# [Exercise]
Turn the records into a numbered list, starting with the line with "sidebar-item[interactable]: Ostat. výdaje: [8, 349, 98, 371]" and going on through the line with "percentage-label: Počet km", both included. Leave out any blank lines.

----- Material to process

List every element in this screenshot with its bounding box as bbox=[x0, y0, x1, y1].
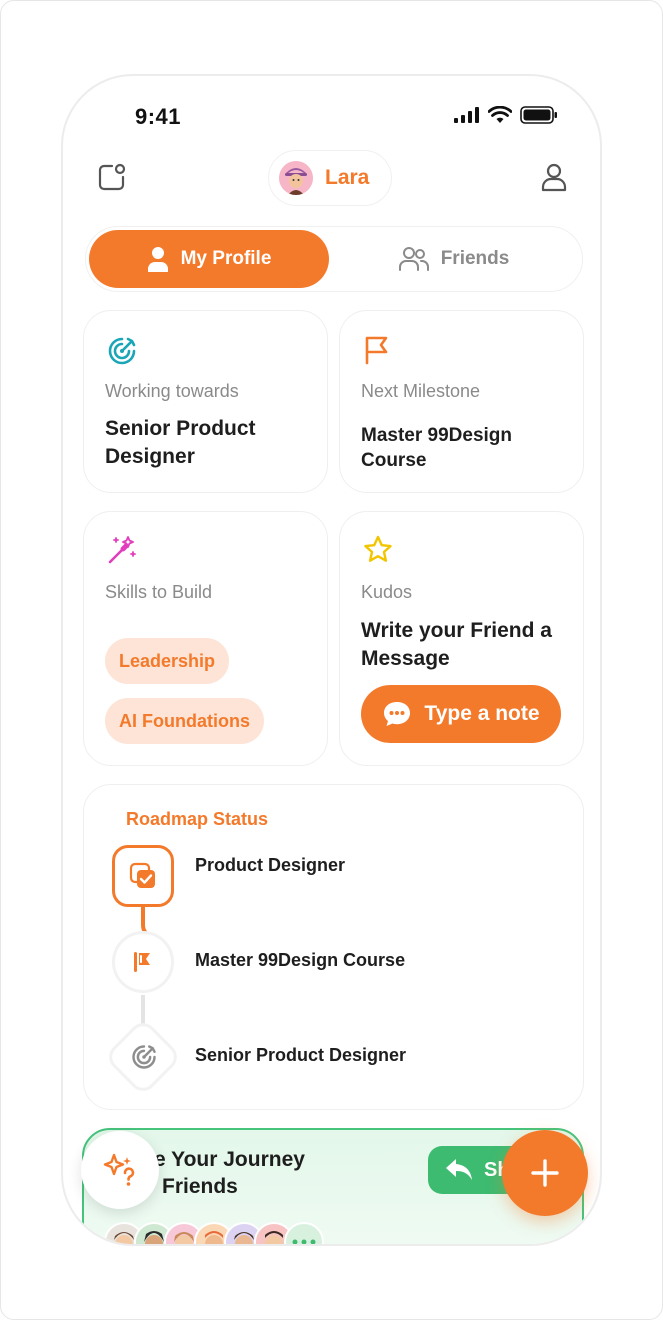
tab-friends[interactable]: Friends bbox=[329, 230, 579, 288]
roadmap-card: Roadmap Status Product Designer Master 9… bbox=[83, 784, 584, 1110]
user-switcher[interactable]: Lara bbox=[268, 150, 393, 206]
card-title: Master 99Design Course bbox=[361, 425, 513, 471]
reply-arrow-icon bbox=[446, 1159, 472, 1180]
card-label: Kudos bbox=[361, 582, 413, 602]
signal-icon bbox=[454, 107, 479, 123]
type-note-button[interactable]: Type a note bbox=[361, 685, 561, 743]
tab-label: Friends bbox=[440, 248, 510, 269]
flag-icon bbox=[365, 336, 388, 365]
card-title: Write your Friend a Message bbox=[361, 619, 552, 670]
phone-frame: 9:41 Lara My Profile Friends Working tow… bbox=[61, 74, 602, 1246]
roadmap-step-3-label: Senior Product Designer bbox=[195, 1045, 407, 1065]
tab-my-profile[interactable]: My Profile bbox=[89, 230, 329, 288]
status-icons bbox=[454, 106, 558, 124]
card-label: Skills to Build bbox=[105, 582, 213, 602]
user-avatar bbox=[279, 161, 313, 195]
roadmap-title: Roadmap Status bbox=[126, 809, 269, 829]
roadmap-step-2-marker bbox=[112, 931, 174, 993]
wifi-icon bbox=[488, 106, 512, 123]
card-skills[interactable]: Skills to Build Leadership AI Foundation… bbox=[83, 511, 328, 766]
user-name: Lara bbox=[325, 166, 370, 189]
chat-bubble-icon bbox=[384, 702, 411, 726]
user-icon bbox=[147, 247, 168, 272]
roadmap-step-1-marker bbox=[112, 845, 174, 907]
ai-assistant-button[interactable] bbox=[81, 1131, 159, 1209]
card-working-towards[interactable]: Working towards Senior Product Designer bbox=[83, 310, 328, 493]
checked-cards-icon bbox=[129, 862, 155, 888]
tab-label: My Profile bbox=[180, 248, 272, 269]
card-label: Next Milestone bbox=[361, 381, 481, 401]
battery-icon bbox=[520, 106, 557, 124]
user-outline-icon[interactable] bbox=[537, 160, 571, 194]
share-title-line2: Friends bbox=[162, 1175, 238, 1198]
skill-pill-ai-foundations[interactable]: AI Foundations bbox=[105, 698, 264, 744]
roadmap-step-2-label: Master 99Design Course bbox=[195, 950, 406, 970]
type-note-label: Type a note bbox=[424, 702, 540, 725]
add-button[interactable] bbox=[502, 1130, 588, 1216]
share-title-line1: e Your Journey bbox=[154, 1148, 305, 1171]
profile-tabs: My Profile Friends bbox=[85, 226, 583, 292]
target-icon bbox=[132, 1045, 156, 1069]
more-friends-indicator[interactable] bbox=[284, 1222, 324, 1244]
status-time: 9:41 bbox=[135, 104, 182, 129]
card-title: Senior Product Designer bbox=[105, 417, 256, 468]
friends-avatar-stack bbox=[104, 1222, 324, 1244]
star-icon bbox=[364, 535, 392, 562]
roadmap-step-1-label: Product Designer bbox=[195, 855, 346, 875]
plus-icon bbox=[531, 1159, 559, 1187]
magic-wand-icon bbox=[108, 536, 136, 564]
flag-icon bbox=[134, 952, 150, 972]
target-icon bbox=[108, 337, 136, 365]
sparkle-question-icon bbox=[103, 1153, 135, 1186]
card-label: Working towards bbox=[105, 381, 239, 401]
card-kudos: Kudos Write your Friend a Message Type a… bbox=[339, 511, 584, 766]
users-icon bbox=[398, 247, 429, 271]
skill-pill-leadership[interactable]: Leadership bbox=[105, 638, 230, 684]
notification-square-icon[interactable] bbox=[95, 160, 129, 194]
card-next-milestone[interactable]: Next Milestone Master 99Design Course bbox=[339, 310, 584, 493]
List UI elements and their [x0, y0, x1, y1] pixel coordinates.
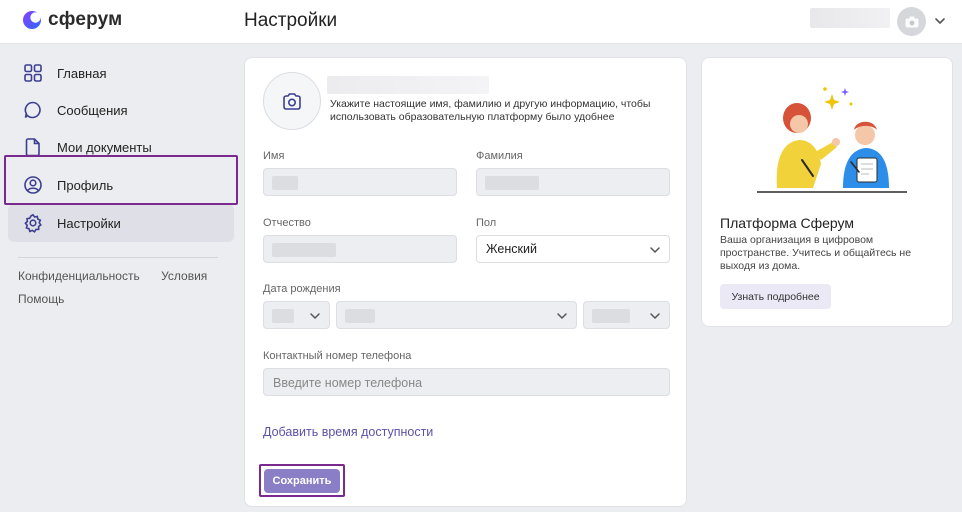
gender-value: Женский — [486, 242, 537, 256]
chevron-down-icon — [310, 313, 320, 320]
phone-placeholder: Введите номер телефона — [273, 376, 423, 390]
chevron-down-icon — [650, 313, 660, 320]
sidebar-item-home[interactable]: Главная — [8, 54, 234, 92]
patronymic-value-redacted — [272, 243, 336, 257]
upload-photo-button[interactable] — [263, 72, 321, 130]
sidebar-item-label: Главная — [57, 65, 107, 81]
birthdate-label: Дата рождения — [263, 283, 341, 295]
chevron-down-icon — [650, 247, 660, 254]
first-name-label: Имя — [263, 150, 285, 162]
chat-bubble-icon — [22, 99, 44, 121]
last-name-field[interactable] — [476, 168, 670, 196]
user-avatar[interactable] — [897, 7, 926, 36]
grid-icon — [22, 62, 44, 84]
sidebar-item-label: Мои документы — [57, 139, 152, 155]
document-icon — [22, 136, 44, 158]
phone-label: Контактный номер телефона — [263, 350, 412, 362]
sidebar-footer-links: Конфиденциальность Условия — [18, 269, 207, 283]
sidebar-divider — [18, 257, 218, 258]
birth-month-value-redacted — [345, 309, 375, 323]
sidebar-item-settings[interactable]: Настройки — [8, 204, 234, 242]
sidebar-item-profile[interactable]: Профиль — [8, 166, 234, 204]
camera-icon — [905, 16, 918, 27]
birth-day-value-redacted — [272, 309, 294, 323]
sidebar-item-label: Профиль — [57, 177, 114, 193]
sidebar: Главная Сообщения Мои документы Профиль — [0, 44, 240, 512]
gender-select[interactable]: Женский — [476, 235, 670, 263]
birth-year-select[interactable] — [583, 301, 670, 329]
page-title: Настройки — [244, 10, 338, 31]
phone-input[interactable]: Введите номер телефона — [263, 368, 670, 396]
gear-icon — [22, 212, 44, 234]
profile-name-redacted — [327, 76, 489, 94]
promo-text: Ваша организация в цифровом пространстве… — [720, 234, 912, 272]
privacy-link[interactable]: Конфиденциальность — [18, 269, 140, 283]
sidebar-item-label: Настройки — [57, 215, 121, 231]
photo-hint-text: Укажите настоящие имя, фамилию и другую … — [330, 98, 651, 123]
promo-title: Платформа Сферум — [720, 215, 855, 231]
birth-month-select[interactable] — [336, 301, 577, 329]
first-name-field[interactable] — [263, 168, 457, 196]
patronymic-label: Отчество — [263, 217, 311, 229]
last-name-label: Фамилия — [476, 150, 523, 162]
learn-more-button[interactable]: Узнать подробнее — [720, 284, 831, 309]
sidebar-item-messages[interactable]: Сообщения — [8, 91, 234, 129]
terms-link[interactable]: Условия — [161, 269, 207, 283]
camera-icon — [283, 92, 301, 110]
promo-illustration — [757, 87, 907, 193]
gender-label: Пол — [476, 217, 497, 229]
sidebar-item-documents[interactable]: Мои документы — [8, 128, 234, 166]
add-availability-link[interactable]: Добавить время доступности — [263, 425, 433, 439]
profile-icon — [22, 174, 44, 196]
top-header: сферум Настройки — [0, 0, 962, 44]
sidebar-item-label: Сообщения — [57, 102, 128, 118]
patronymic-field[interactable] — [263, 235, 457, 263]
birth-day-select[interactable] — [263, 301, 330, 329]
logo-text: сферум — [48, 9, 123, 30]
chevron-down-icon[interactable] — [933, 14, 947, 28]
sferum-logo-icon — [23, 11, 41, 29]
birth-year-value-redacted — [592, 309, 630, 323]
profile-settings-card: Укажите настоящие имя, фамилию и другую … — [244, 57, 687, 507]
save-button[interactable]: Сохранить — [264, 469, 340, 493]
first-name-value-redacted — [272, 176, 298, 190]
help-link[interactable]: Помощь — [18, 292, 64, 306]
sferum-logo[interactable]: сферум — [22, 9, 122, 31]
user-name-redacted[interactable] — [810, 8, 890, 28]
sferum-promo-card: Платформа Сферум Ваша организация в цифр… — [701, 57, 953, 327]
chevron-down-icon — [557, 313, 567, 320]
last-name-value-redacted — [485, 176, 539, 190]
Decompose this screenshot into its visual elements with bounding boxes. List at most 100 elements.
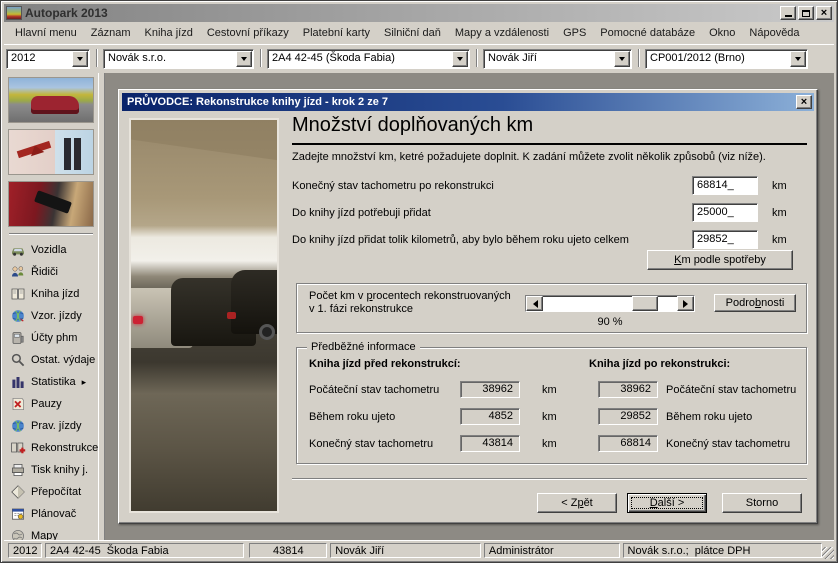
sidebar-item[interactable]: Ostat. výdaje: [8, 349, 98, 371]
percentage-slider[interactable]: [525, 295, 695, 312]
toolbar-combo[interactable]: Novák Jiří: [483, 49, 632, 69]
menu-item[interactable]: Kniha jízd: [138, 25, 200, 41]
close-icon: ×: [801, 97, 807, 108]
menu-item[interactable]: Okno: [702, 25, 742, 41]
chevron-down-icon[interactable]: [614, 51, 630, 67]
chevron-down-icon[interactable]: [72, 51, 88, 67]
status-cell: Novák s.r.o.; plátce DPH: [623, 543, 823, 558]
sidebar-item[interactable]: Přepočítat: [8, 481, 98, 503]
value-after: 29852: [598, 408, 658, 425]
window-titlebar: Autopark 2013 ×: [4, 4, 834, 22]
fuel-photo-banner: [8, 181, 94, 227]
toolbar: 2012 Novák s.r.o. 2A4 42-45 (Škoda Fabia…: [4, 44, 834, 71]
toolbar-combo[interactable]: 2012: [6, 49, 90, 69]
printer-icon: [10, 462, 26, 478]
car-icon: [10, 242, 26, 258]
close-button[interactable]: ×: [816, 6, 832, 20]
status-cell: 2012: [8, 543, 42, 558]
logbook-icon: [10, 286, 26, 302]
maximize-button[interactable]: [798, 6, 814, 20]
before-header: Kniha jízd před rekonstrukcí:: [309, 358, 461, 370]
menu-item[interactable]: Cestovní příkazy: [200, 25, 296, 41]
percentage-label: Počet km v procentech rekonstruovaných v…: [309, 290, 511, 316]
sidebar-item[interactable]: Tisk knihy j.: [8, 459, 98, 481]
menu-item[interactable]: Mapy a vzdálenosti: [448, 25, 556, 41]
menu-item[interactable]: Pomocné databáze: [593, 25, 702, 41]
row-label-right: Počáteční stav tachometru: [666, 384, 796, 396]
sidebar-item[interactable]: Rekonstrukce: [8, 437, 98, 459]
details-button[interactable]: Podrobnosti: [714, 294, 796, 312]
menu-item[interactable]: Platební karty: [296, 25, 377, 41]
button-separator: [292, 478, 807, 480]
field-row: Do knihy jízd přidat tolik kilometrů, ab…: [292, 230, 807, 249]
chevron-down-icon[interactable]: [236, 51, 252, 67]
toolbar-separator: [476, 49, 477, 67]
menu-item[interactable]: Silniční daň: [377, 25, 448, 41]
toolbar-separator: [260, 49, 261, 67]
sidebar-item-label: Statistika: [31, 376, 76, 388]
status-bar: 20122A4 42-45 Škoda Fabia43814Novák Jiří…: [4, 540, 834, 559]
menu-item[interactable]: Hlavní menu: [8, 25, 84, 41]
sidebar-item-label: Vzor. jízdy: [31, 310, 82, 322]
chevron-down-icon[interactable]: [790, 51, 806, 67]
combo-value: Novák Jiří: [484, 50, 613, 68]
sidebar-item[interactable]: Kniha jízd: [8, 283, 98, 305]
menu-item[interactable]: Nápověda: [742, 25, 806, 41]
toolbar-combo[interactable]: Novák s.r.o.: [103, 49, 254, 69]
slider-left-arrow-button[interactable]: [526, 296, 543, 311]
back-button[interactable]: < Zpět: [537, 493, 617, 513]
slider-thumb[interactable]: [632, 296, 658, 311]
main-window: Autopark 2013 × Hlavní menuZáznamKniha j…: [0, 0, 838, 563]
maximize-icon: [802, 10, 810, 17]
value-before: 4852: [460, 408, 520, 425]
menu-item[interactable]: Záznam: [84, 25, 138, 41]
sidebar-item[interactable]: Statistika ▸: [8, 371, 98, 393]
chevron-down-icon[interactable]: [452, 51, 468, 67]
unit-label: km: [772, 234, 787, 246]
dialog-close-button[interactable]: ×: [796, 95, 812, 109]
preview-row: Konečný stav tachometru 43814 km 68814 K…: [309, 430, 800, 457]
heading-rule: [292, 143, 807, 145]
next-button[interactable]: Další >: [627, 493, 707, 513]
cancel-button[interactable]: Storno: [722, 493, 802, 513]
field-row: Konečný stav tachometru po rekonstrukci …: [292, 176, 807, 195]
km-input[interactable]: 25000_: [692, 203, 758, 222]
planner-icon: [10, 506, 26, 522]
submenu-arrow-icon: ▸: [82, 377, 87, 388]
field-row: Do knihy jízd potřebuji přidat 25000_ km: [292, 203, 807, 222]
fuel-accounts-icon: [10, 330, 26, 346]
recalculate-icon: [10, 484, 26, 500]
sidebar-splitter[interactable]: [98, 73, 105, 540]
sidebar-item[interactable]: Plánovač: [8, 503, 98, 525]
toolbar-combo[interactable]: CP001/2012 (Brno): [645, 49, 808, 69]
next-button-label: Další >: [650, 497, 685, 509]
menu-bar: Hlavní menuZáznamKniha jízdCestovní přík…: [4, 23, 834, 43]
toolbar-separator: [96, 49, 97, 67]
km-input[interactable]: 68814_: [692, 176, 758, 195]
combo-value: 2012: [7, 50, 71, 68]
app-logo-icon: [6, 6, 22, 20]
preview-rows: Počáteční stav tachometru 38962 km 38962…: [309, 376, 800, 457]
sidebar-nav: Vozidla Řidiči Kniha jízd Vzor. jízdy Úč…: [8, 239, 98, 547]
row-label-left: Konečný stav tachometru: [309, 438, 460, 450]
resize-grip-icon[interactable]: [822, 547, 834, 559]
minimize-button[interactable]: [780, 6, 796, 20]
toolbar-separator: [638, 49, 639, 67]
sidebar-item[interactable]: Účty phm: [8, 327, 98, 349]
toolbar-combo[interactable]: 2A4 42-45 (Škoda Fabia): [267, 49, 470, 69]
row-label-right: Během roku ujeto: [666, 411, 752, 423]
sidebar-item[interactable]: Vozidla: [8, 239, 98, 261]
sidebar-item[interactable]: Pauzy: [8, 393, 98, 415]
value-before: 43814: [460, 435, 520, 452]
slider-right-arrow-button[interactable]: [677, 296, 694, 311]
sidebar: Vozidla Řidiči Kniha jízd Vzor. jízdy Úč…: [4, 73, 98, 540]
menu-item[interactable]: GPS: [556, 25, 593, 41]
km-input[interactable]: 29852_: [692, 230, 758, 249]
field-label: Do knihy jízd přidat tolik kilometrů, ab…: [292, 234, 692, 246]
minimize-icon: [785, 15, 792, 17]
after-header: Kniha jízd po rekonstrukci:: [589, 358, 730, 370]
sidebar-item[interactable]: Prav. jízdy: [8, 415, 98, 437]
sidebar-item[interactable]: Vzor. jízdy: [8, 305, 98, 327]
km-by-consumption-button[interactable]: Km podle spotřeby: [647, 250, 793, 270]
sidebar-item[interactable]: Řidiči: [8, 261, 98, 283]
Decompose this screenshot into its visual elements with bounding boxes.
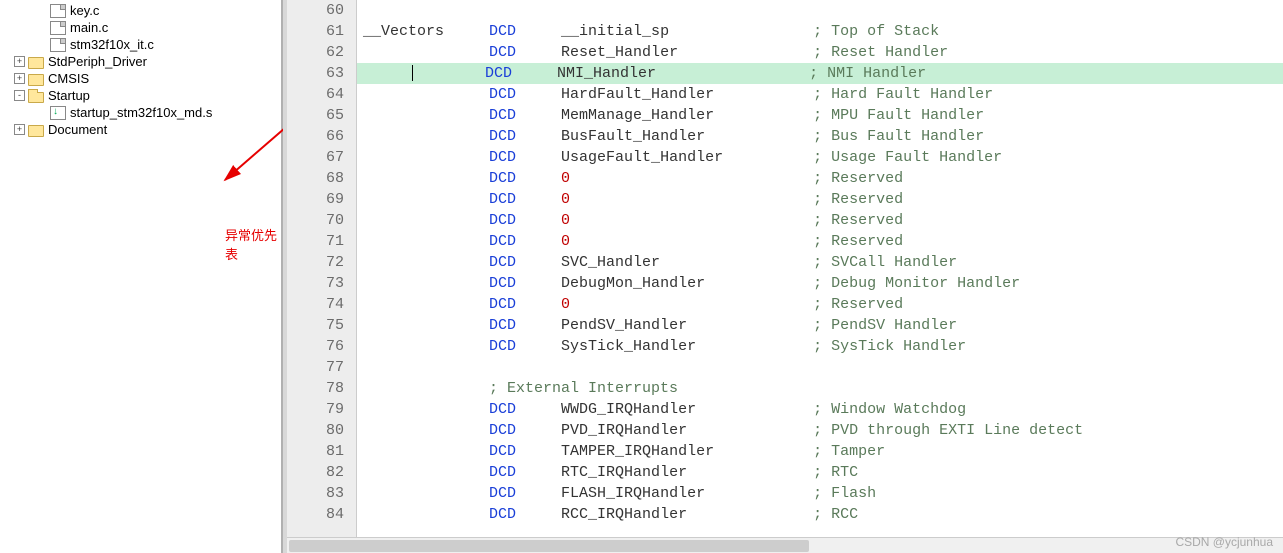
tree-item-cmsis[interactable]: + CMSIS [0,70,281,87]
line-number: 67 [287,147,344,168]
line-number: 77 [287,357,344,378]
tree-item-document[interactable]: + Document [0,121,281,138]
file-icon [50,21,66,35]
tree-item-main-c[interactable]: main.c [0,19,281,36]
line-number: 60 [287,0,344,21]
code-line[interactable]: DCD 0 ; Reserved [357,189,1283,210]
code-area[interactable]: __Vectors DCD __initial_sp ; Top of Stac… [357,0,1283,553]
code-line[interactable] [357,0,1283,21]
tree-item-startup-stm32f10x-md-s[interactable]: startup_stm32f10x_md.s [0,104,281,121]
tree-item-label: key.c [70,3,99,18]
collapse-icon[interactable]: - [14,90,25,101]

----------

# [Solution to the exercise]
1. sidebar-item[interactable]: Ostat. výdaje: [8, 349, 98, 371]
2. percentage-slider[interactable]: [525, 295, 695, 312]
3. toolbar-combo[interactable]: Novák Jiří: [483, 49, 632, 69]
4. menu-item[interactable]: Kniha jízd: [138, 25, 200, 41]
5. close-icon: ×: [801, 97, 807, 108]
6. menu-item[interactable]: Okno: [702, 25, 742, 41]
7. chevron-down-icon[interactable]: [614, 51, 630, 67]
8. chevron-down-icon[interactable]: [72, 51, 88, 67]
9. status-cell: Novák s.r.o.; plátce DPH: [623, 543, 823, 558]
10. sidebar-item[interactable]: Přepočítat: [8, 481, 98, 503]
11. value-after: 29852: [598, 408, 658, 425]
12. window-titlebar: Autopark 2013 ×: [4, 4, 834, 22]
13. fuel-photo-banner: [8, 181, 94, 227]
14. toolbar: 2012 Novák s.r.o. 2A4 42-45 (Škoda Fabia…: [4, 44, 834, 71]
15. toolbar-combo[interactable]: 2012: [6, 49, 90, 69]
16. printer-icon: [10, 462, 26, 478]
17. car-icon: [10, 242, 26, 258]
18. close-button[interactable]: ×: [816, 6, 832, 20]
19. status-cell: 2012: [8, 543, 42, 558]
20. logbook-icon: [10, 286, 26, 302]
21. maximize-button[interactable]: [798, 6, 814, 20]
22. before-header: Kniha jízd před rekonstrukcí:: [309, 358, 461, 370]
23. menu-item[interactable]: Cestovní příkazy: [200, 25, 296, 41]
24. percentage-label: Počet km v procentech rekonstruovaných v…: [309, 290, 511, 316]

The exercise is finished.